Repeat each entry in full, exactly.
-- BEGIN Supplied information --
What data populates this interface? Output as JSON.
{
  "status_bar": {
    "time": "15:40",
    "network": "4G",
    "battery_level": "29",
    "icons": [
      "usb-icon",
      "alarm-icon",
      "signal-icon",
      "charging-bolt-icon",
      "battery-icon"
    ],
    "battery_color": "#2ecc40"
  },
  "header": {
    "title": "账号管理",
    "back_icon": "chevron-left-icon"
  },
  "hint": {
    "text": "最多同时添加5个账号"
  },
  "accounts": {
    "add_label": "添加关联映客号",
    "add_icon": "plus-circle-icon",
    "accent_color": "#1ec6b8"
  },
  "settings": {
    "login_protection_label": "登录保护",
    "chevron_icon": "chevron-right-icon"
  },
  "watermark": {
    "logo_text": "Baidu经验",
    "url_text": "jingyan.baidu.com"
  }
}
-- END Supplied information --
> Result:
What data populates this interface? Output as JSON.
{
  "status_bar": {
    "time": "15:40",
    "network": "4G",
    "battery_level": "29",
    "icons": [
      "usb-icon",
      "alarm-icon",
      "signal-icon",
      "charging-bolt-icon",
      "battery-icon"
    ],
    "battery_color": "#2ecc40"
  },
  "header": {
    "title": "账号管理",
    "back_icon": "chevron-left-icon"
  },
  "hint": {
    "text": "最多同时添加5个账号"
  },
  "accounts": {
    "add_label": "添加关联映客号",
    "add_icon": "plus-circle-icon",
    "accent_color": "#1ec6b8"
  },
  "settings": {
    "login_protection_label": "登录保护",
    "chevron_icon": "chevron-right-icon"
  },
  "watermark": {
    "logo_text": "Baidu经验",
    "url_text": "jingyan.baidu.com"
  }
}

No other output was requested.